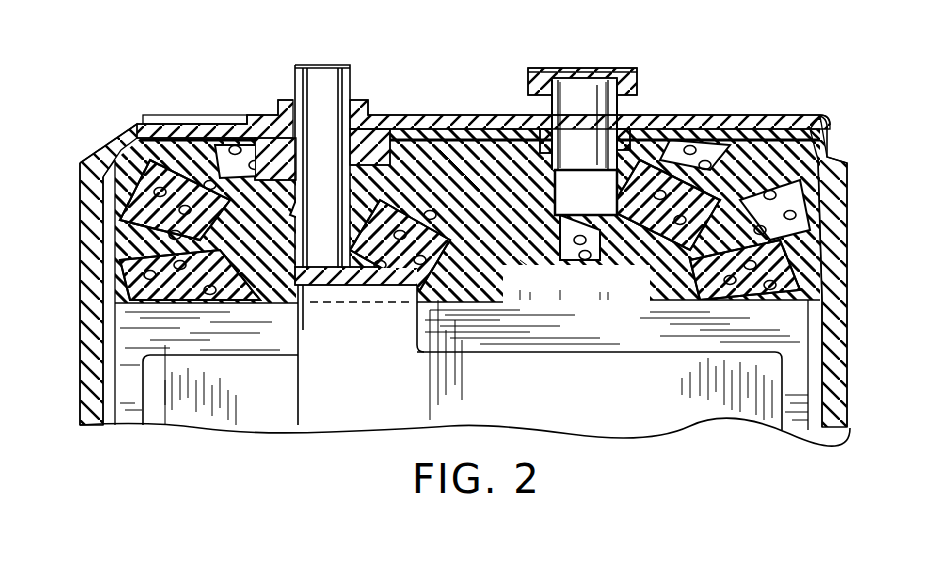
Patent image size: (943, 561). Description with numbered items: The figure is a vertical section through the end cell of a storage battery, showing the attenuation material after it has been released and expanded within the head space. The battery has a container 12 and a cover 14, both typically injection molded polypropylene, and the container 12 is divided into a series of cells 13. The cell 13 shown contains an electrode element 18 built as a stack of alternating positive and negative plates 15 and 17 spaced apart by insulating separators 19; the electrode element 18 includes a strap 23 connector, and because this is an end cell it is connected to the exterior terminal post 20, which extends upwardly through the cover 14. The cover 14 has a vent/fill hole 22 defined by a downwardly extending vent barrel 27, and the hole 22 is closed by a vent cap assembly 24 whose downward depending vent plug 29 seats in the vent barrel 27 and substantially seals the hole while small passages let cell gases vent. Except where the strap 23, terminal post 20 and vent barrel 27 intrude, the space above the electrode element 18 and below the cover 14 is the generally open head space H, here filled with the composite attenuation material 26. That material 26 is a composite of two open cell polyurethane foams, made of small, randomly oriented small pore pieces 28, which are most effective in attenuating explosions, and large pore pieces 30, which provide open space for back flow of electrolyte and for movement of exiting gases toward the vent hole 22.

The container 12 is at (87, 367).
The cell 13 is at (110, 312).
The cover 14 is at (408, 115).
The positive plate 15 is at (278, 388).
The negative plate 17 is at (600, 329).
The electrode element 18 is at (674, 420).
The insulating separator 19 is at (172, 338).
The terminal post 20 is at (346, 66).
The vent/fill hole 22 is at (586, 184).
The strap 23 is at (348, 290).
The vent cap assembly 24 is at (610, 67).
The composite attenuation material 26 is at (718, 135).
The vent barrel 27 is at (586, 173).
The small pore piece 28 is at (160, 140).
The vent plug 29 is at (578, 92).
The large pore piece 30 is at (120, 173).
The head space H is at (767, 135).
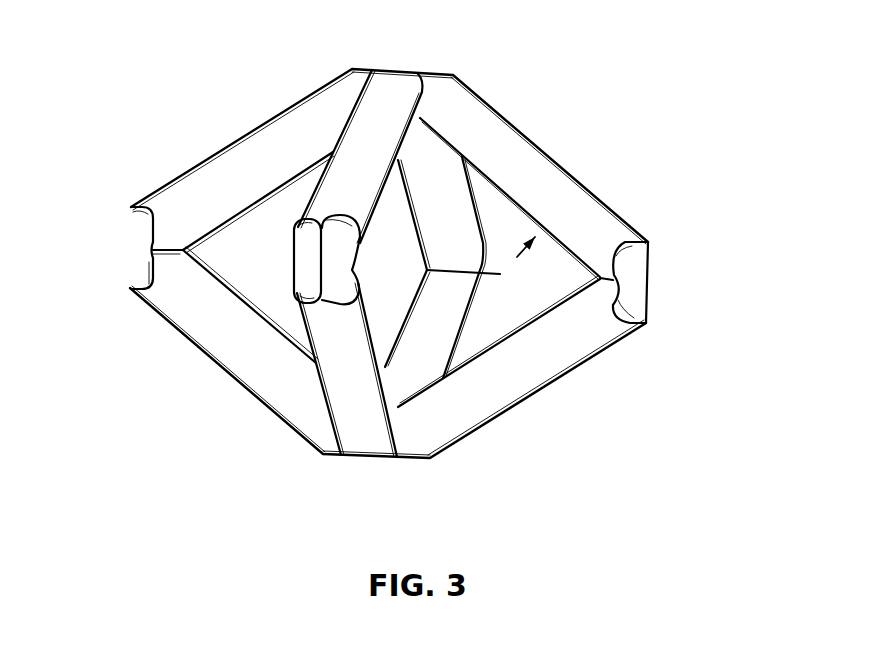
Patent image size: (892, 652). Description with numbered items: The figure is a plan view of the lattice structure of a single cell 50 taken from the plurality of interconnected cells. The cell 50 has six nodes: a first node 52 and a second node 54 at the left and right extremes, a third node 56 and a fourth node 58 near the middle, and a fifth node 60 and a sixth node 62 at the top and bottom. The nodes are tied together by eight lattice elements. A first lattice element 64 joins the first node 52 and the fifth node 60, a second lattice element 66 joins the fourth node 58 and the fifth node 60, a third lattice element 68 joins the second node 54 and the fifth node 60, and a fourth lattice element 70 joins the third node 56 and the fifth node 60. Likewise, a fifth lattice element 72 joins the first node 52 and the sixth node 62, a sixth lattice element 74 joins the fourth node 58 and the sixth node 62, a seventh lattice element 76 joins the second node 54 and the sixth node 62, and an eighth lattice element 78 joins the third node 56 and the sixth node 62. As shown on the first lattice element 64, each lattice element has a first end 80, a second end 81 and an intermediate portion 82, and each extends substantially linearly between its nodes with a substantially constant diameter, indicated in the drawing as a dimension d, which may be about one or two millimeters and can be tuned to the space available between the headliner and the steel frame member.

The cell 50 is at (631, 429).
The first node 52 is at (133, 244).
The second node 54 is at (635, 293).
The third node 56 is at (298, 273).
The fourth node 58 is at (492, 273).
The fifth node 60 is at (392, 80).
The sixth node 62 is at (374, 460).
The first lattice element 64 is at (262, 148).
The second lattice element 66 is at (454, 185).
The third lattice element 68 is at (525, 131).
The fourth lattice element 70 is at (347, 168).
The fifth lattice element 72 is at (242, 390).
The sixth lattice element 74 is at (480, 273).
The seventh lattice element 76 is at (503, 416).
The eighth lattice element 78 is at (354, 432).
The first end 80 is at (165, 213).
The second end 81 is at (354, 86).
The intermediate portion 82 is at (218, 168).
The distance d is at (584, 178).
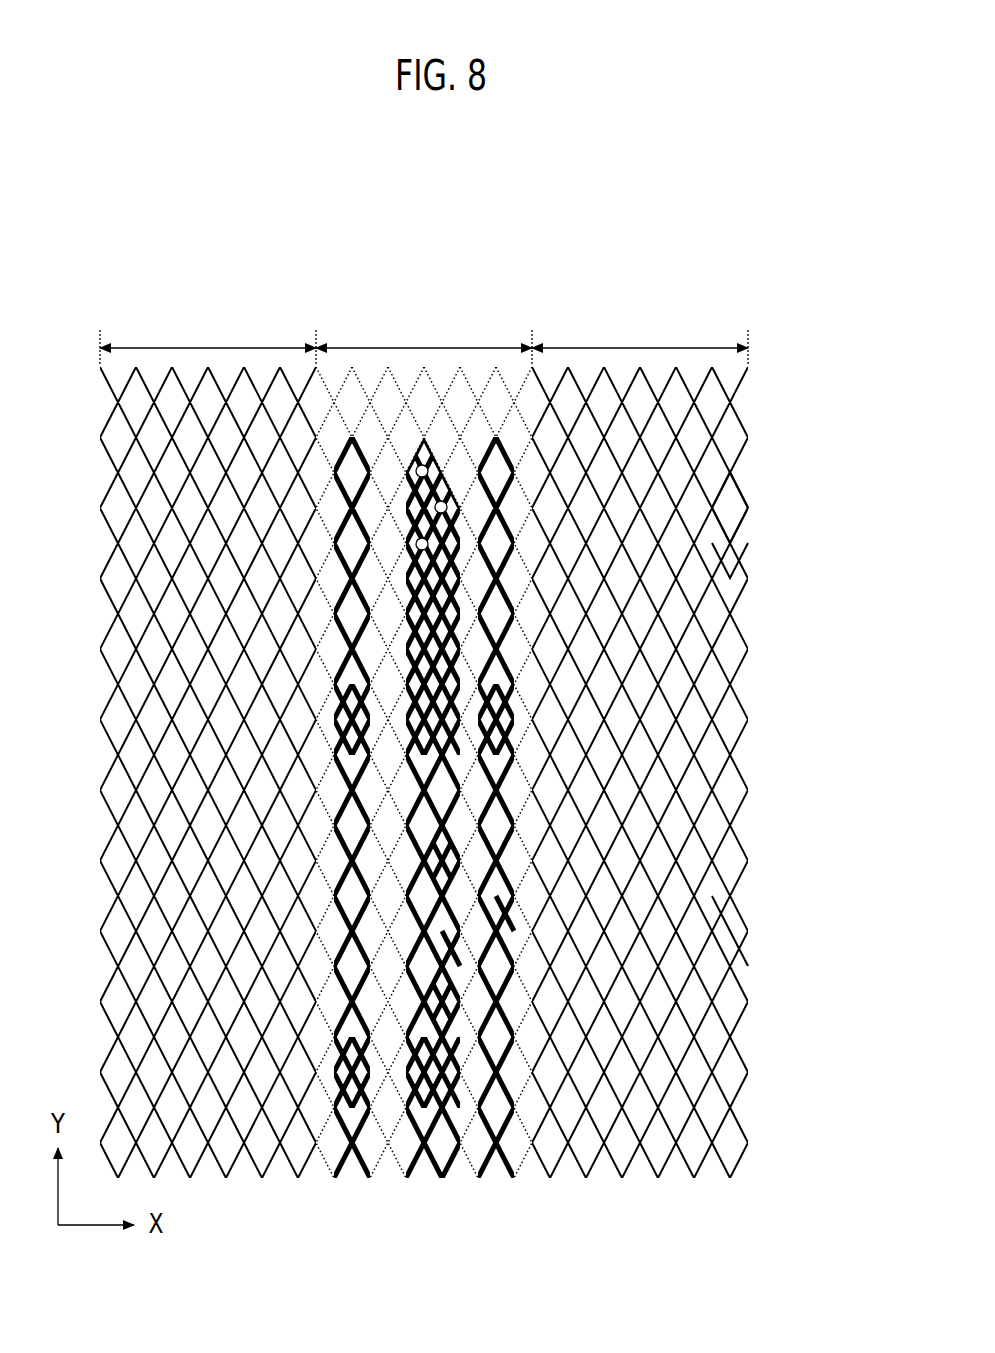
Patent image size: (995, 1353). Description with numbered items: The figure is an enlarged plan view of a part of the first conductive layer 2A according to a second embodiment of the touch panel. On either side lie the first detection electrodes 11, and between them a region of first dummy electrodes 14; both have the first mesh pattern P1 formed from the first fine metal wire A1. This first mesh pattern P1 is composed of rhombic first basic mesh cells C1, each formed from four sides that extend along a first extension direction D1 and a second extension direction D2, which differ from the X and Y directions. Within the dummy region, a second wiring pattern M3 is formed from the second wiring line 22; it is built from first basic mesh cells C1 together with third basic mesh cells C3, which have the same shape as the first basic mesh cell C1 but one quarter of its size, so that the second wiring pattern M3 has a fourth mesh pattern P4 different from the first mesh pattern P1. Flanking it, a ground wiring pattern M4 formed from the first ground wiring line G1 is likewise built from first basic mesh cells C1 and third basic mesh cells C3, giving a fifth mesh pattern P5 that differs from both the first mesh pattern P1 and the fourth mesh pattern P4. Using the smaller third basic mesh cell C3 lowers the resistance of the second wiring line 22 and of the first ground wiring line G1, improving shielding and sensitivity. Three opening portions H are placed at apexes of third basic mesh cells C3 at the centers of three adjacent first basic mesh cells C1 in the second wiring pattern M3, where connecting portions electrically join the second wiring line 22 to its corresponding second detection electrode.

The first conductive layer 2A is at (774, 364).
The first detection electrode 11 is at (424, 339).
The first dummy electrode 14 is at (424, 339).
The first ground wiring line G1 is at (360, 1175).
The second wiring line 22 is at (432, 1170).
The third basic mesh cell C3 is at (350, 1097).
The opening portion H is at (418, 470).
The second wiring pattern M3 is at (445, 480).
The ground wiring pattern M4 is at (500, 452).
The first fine metal wire A1 is at (742, 490).
The first mesh pattern P1 is at (740, 562).
The first extension direction D1 is at (782, 628).
The second extension direction D2 is at (753, 757).
The first basic mesh cell C1 is at (730, 922).
The fourth mesh pattern P4 is at (455, 945).
The fifth mesh pattern P5 is at (505, 915).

=-=-=-=-=

Aim of the task: The whole listing above, line by line, needs to be copied exactly, except for any images.

Answer to the problem:
Patent image size: (943, 561). Description with numbered items: The figure is a vertical section through the end cell of a storage battery, showing the attenuation material after it has been released and expanded within the head space. The battery has a container 12 and a cover 14, both typically injection molded polypropylene, and the container 12 is divided into a series of cells 13. The cell 13 shown contains an electrode element 18 built as a stack of alternating positive and negative plates 15 and 17 spaced apart by insulating separators 19; the electrode element 18 includes a strap 23 connector, and because this is an end cell it is connected to the exterior terminal post 20, which extends upwardly through the cover 14. The cover 14 has a vent/fill hole 22 defined by a downwardly extending vent barrel 27, and the hole 22 is closed by a vent cap assembly 24 whose downward depending vent plug 29 seats in the vent barrel 27 and substantially seals the hole while small passages let cell gases vent. Except where the strap 23, terminal post 20 and vent barrel 27 intrude, the space above the electrode element 18 and below the cover 14 is the generally open head space H, here filled with the composite attenuation material 26. That material 26 is a composite of two open cell polyurethane foams, made of small, randomly oriented small pore pieces 28, which are most effective in attenuating explosions, and large pore pieces 30, which provide open space for back flow of electrolyte and for movement of exiting gases toward the vent hole 22.

The container 12 is at (87, 367).
The cell 13 is at (110, 312).
The cover 14 is at (408, 115).
The positive plate 15 is at (278, 388).
The negative plate 17 is at (600, 329).
The electrode element 18 is at (674, 420).
The insulating separator 19 is at (172, 338).
The terminal post 20 is at (346, 66).
The vent/fill hole 22 is at (586, 184).
The strap 23 is at (348, 290).
The vent cap assembly 24 is at (610, 67).
The composite attenuation material 26 is at (718, 135).
The vent barrel 27 is at (586, 173).
The small pore piece 28 is at (160, 140).
The vent plug 29 is at (578, 92).
The large pore piece 30 is at (120, 173).
The head space H is at (767, 135).
Patent image size: (892, 652). Description with numbered items: The figure is a plan view of the lattice structure of a single cell 50 taken from the plurality of interconnected cells. The cell 50 has six nodes: a first node 52 and a second node 54 at the left and right extremes, a third node 56 and a fourth node 58 near the middle, and a fifth node 60 and a sixth node 62 at the top and bottom. The nodes are tied together by eight lattice elements. A first lattice element 64 joins the first node 52 and the fifth node 60, a second lattice element 66 joins the fourth node 58 and the fifth node 60, a third lattice element 68 joins the second node 54 and the fifth node 60, and a fourth lattice element 70 joins the third node 56 and the fifth node 60. Likewise, a fifth lattice element 72 joins the first node 52 and the sixth node 62, a sixth lattice element 74 joins the fourth node 58 and the sixth node 62, a seventh lattice element 76 joins the second node 54 and the sixth node 62, and an eighth lattice element 78 joins the third node 56 and the sixth node 62. As shown on the first lattice element 64, each lattice element has a first end 80, a second end 81 and an intermediate portion 82, and each extends substantially linearly between its nodes with a substantially constant diameter, indicated in the drawing as a dimension d, which may be about one or two millimeters and can be tuned to the space available between the headliner and the steel frame member.

The cell 50 is at (631, 429).
The first node 52 is at (133, 244).
The second node 54 is at (635, 293).
The third node 56 is at (298, 273).
The fourth node 58 is at (492, 273).
The fifth node 60 is at (392, 80).
The sixth node 62 is at (374, 460).
The first lattice element 64 is at (262, 148).
The second lattice element 66 is at (454, 185).
The third lattice element 68 is at (525, 131).
The fourth lattice element 70 is at (347, 168).
The fifth lattice element 72 is at (242, 390).
The sixth lattice element 74 is at (480, 273).
The seventh lattice element 76 is at (503, 416).
The eighth lattice element 78 is at (354, 432).
The first end 80 is at (165, 213).
The second end 81 is at (354, 86).
The intermediate portion 82 is at (218, 168).
The distance d is at (584, 178).
Patent image size: (995, 1353). Description with numbered items: The figure is an enlarged plan view of a part of the first conductive layer 2A according to a second embodiment of the touch panel. On either side lie the first detection electrodes 11, and between them a region of first dummy electrodes 14; both have the first mesh pattern P1 formed from the first fine metal wire A1. This first mesh pattern P1 is composed of rhombic first basic mesh cells C1, each formed from four sides that extend along a first extension direction D1 and a second extension direction D2, which differ from the X and Y directions. Within the dummy region, a second wiring pattern M3 is formed from the second wiring line 22; it is built from first basic mesh cells C1 together with third basic mesh cells C3, which have the same shape as the first basic mesh cell C1 but one quarter of its size, so that the second wiring pattern M3 has a fourth mesh pattern P4 different from the first mesh pattern P1. Flanking it, a ground wiring pattern M4 formed from the first ground wiring line G1 is likewise built from first basic mesh cells C1 and third basic mesh cells C3, giving a fifth mesh pattern P5 that differs from both the first mesh pattern P1 and the fourth mesh pattern P4. Using the smaller third basic mesh cell C3 lowers the resistance of the second wiring line 22 and of the first ground wiring line G1, improving shielding and sensitivity. Three opening portions H are placed at apexes of third basic mesh cells C3 at the centers of three adjacent first basic mesh cells C1 in the second wiring pattern M3, where connecting portions electrically join the second wiring line 22 to its corresponding second detection electrode.

The first conductive layer 2A is at (774, 364).
The first detection electrode 11 is at (424, 339).
The first dummy electrode 14 is at (424, 339).
The first ground wiring line G1 is at (360, 1175).
The second wiring line 22 is at (432, 1170).
The third basic mesh cell C3 is at (350, 1097).
The opening portion H is at (418, 470).
The second wiring pattern M3 is at (445, 480).
The ground wiring pattern M4 is at (500, 452).
The first fine metal wire A1 is at (742, 490).
The first mesh pattern P1 is at (740, 562).
The first extension direction D1 is at (782, 628).
The second extension direction D2 is at (753, 757).
The first basic mesh cell C1 is at (730, 922).
The fourth mesh pattern P4 is at (455, 945).
The fifth mesh pattern P5 is at (505, 915).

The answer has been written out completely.